### EXERCISE BRIEF
Select, from the data, each line where "text" occurs.
— begin RECORDS FOR PROCESSING —
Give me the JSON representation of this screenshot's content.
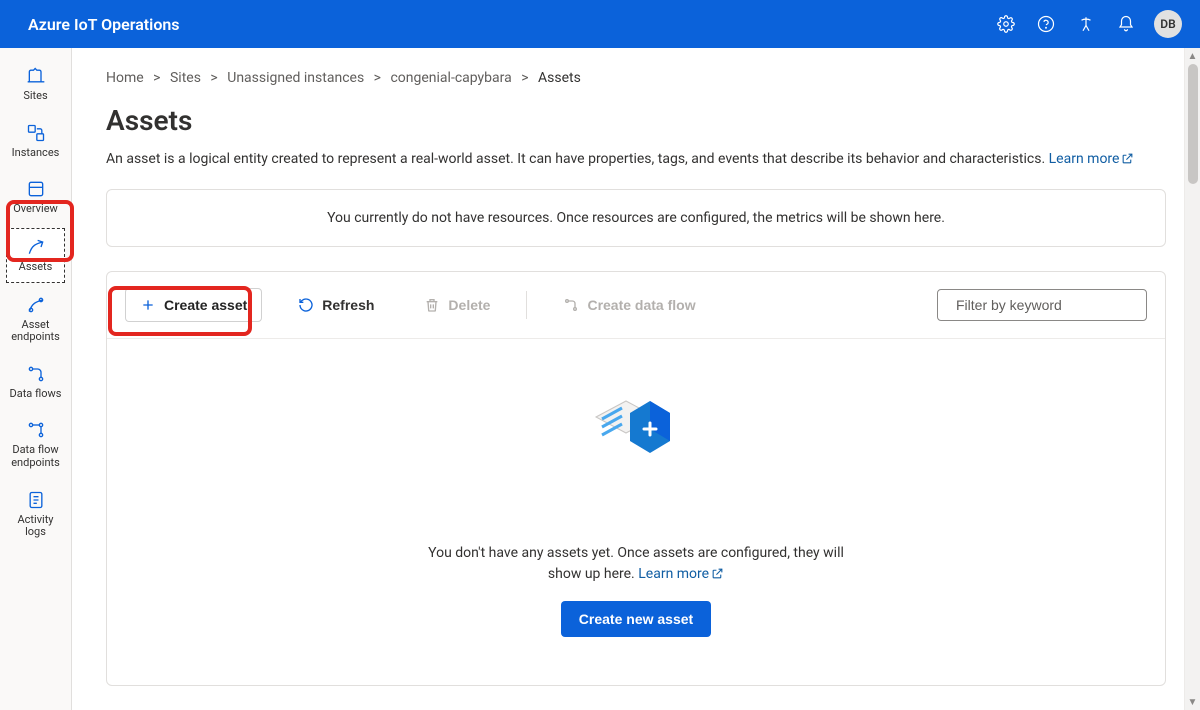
{
  "header": {
    "product": "Azure IoT Operations",
    "avatar": "DB"
  },
  "sidebar": {
    "items": [
      {
        "label": "Sites"
      },
      {
        "label": "Instances"
      },
      {
        "label": "Overview"
      },
      {
        "label": "Assets"
      },
      {
        "label": "Asset endpoints"
      },
      {
        "label": "Data flows"
      },
      {
        "label": "Data flow endpoints"
      },
      {
        "label": "Activity logs"
      }
    ]
  },
  "breadcrumb": {
    "items": [
      "Home",
      "Sites",
      "Unassigned instances",
      "congenial-capybara",
      "Assets"
    ]
  },
  "page": {
    "title": "Assets",
    "description": "An asset is a logical entity created to represent a real-world asset. It can have properties, tags, and events that describe its behavior and characteristics.",
    "learn_more": "Learn more",
    "metrics_empty": "You currently do not have resources. Once resources are configured, the metrics will be shown here."
  },
  "toolbar": {
    "create": "Create asset",
    "refresh": "Refresh",
    "delete": "Delete",
    "dataflow": "Create data flow",
    "filter_placeholder": "Filter by keyword"
  },
  "empty": {
    "line": "You don't have any assets yet. Once assets are configured, they will show up here.",
    "learn_more": "Learn more",
    "cta": "Create new asset"
  }
}
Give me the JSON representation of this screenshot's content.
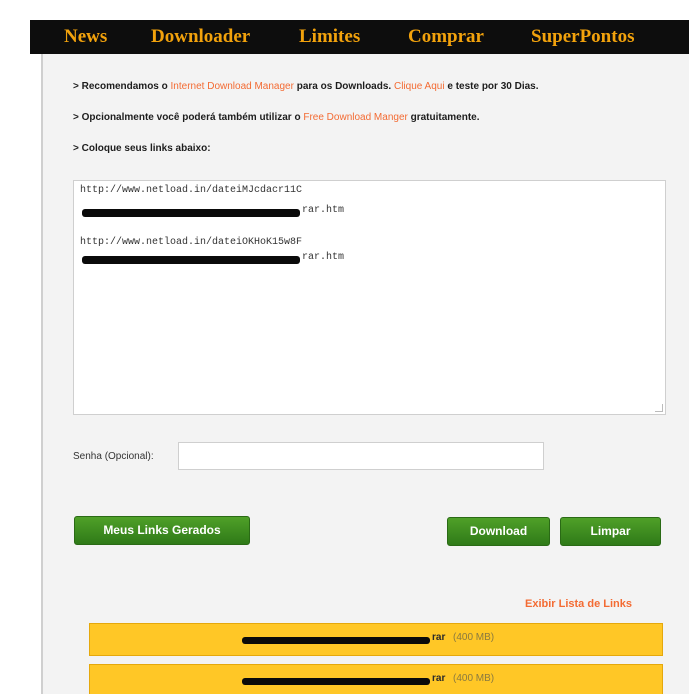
{
  "nav": {
    "items": [
      "News",
      "Downloader",
      "Limites",
      "Comprar",
      "SuperPontos"
    ],
    "accent": "#f2a20c"
  },
  "info": {
    "line1": {
      "prefix": "> Recomendamos o ",
      "link1": "Internet Download Manager",
      "middle": " para os Downloads. ",
      "link2": "Clique Aqui",
      "suffix": " e teste por 30 Dias."
    },
    "line2": {
      "prefix": "> Opcionalmente você poderá também utilizar o ",
      "link": "Free Download Manger",
      "suffix": " gratuitamente."
    },
    "line3": "> Coloque seus links abaixo:"
  },
  "links": [
    {
      "url": "http://www.netload.in/dateiMJcdacr11C",
      "tail": "rar.htm"
    },
    {
      "url": "http://www.netload.in/dateiOKHoK15w8F",
      "tail": "rar.htm"
    }
  ],
  "password": {
    "label": "Senha (Opcional):",
    "value": ""
  },
  "buttons": {
    "meus_links": "Meus Links Gerados",
    "download": "Download",
    "limpar": "Limpar"
  },
  "exibir_lista": "Exibir Lista de Links",
  "results": [
    {
      "ext": "rar",
      "size": "(400 MB)"
    },
    {
      "ext": "rar",
      "size": "(400 MB)"
    }
  ]
}
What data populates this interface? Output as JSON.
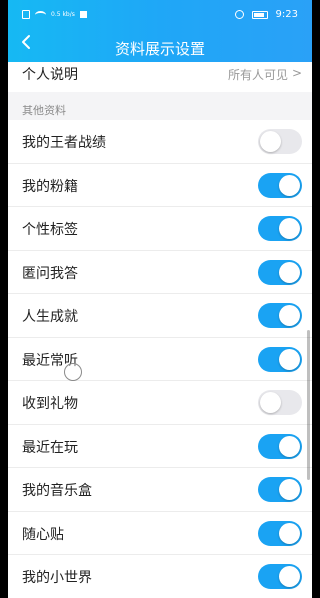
{
  "status_bar": {
    "speed": "0.5 kb/s",
    "time": "9:23"
  },
  "header": {
    "title": "资料展示设置"
  },
  "personal": {
    "label": "个人说明",
    "value": "所有人可见",
    "chevron": ">"
  },
  "section": {
    "title": "其他资料"
  },
  "items": [
    {
      "label": "我的王者战绩",
      "on": false
    },
    {
      "label": "我的粉籍",
      "on": true
    },
    {
      "label": "个性标签",
      "on": true
    },
    {
      "label": "匿问我答",
      "on": true
    },
    {
      "label": "人生成就",
      "on": true
    },
    {
      "label": "最近常听",
      "on": true
    },
    {
      "label": "收到礼物",
      "on": false
    },
    {
      "label": "最近在玩",
      "on": true
    },
    {
      "label": "我的音乐盒",
      "on": true
    },
    {
      "label": "随心贴",
      "on": true
    },
    {
      "label": "我的小世界",
      "on": true
    }
  ],
  "colors": {
    "header_bg": "#1fa7f7",
    "switch_on": "#1aa3f3",
    "switch_off": "#e8e8ec"
  }
}
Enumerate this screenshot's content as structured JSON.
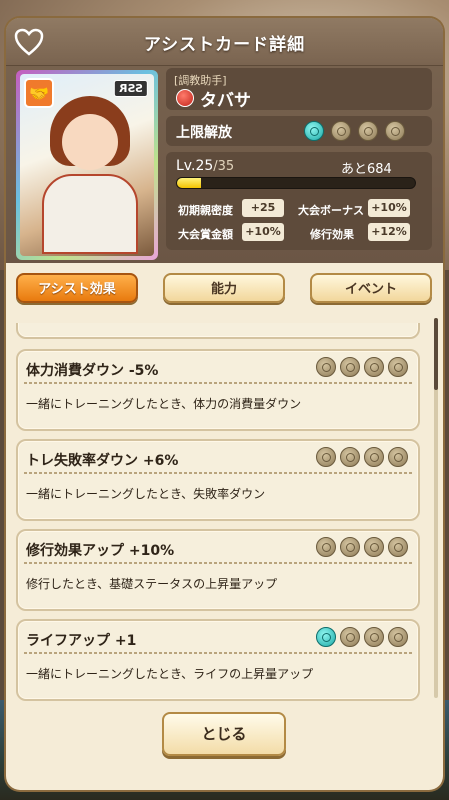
{
  "title": "アシストカード詳細",
  "card": {
    "rarity": "SSR",
    "type_glyph": "🤝",
    "role": "[調教助手]",
    "name": "タバサ"
  },
  "limit_break": {
    "label": "上限解放",
    "unlocked": 1,
    "total": 4
  },
  "level": {
    "label": "Lv.25",
    "max": "/35",
    "next": "あと684",
    "progress": 0.1
  },
  "stats": [
    {
      "label": "初期親密度",
      "value": "+25"
    },
    {
      "label": "大会ボーナス",
      "value": "+10%"
    },
    {
      "label": "大会賞金額",
      "value": "+10%"
    },
    {
      "label": "修行効果",
      "value": "+12%"
    }
  ],
  "tabs": [
    {
      "label": "アシスト効果",
      "active": true
    },
    {
      "label": "能力",
      "active": false
    },
    {
      "label": "イベント",
      "active": false
    }
  ],
  "effects": [
    {
      "name": "体力消費ダウン -5%",
      "desc": "一緒にトレーニングしたとき、体力の消費量ダウン",
      "active_coins": 0
    },
    {
      "name": "トレ失敗率ダウン +6%",
      "desc": "一緒にトレーニングしたとき、失敗率ダウン",
      "active_coins": 0
    },
    {
      "name": "修行効果アップ +10%",
      "desc": "修行したとき、基礎ステータスの上昇量アップ",
      "active_coins": 0
    },
    {
      "name": "ライフアップ +1",
      "desc": "一緒にトレーニングしたとき、ライフの上昇量アップ",
      "active_coins": 1
    }
  ],
  "close_label": "とじる",
  "colors": {
    "tab_active": "#e87a0e",
    "coin_active": "#1ca9a6",
    "exp_fill": "#f2c300"
  }
}
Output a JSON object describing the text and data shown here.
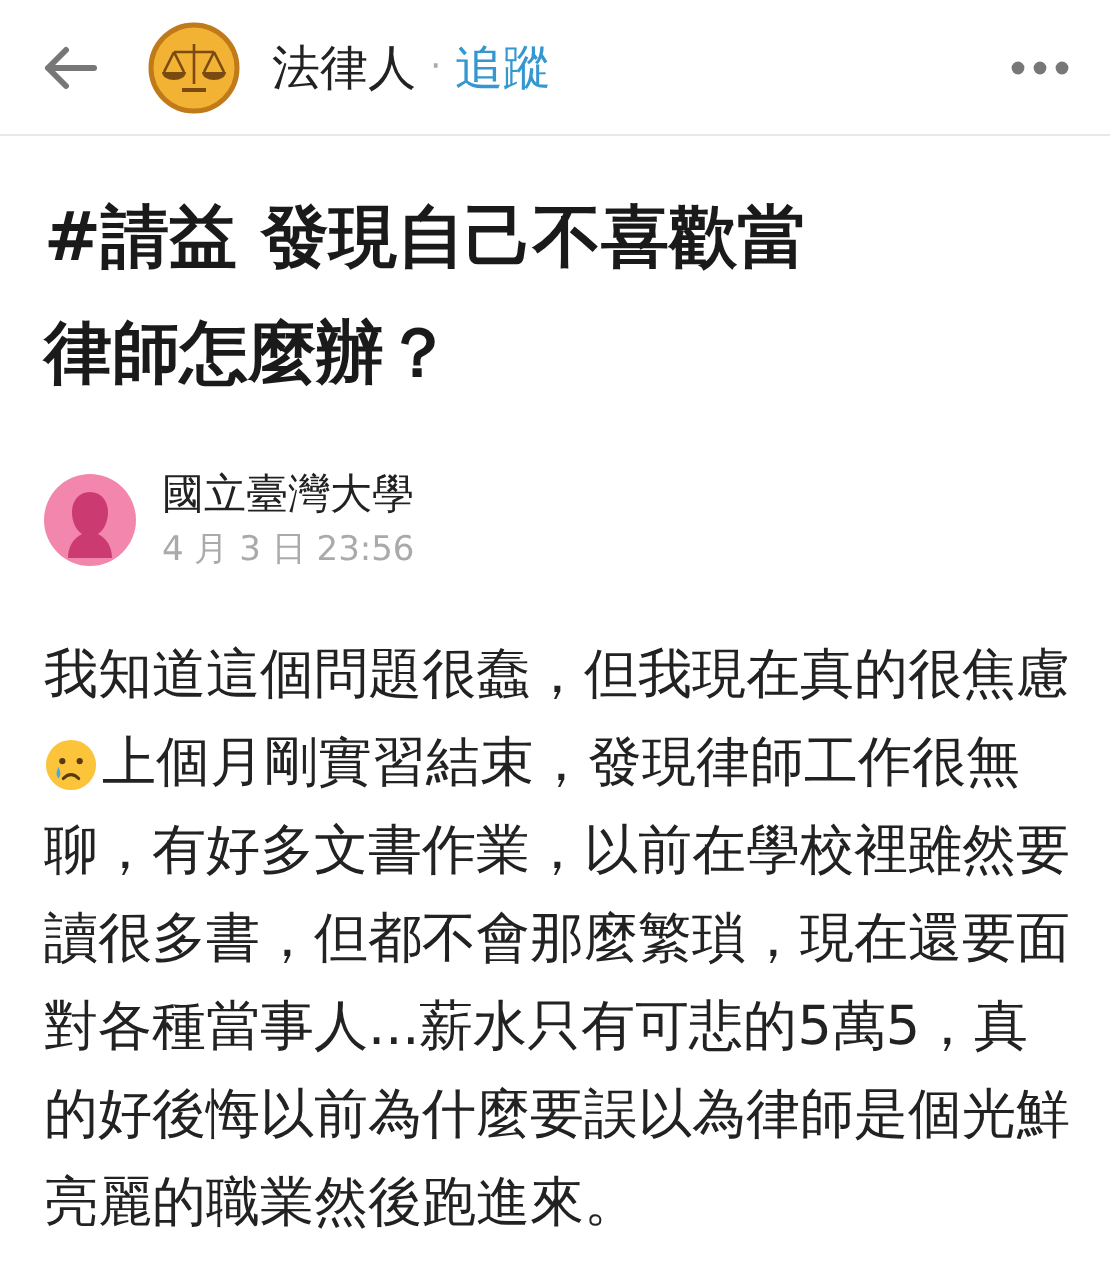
{
  "header": {
    "board": "法律人",
    "separator": "·",
    "follow": "追蹤"
  },
  "post": {
    "title": "#請益 發現自己不喜歡當律師怎麼辦？",
    "author": "國立臺灣大學",
    "date": "4 月 3 日 23:56",
    "body": [
      {
        "kind": "text",
        "text": "我知道這個問題很蠢，但我現在真的很焦慮"
      },
      {
        "kind": "emoji"
      },
      {
        "kind": "text",
        "text": "上個月剛實習結束，發現律師工作很無"
      },
      {
        "kind": "text",
        "text": "聊，有好多文書作業，以前在學校裡雖然要讀很多書，但都不會那麼繁瑣，現在還要面對各種當事人...薪水只有可悲的5萬5，真的好後悔以前為什麼要誤以為律師是個光鮮亮麗的職業然後跑進來。"
      }
    ]
  }
}
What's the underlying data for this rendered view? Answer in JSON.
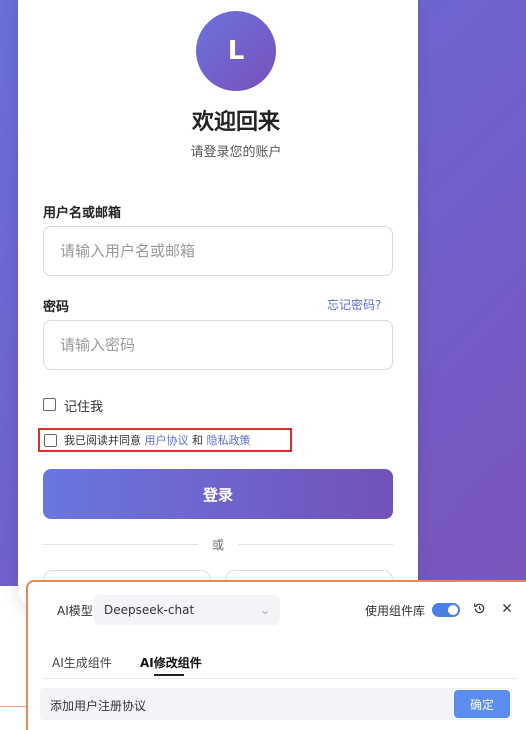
— end RECORDS FOR PROCESSING —
### EXPECTED OUTPUT
Output a JSON object describing the text and data shown here.
        "kind": "text",
        "text": "我知道這個問題很蠢，但我現在真的很焦慮"
        "kind": "text",
        "text": "上個月剛實習結束，發現律師工作很無"
        "kind": "text",
        "text": "聊，有好多文書作業，以前在學校裡雖然要讀很多書，但都不會那麼繁瑣，現在還要面對各種當事人...薪水只有可悲的5萬5，真的好後悔以前為什麼要誤以為律師是個光鮮亮麗的職業然後跑進來。"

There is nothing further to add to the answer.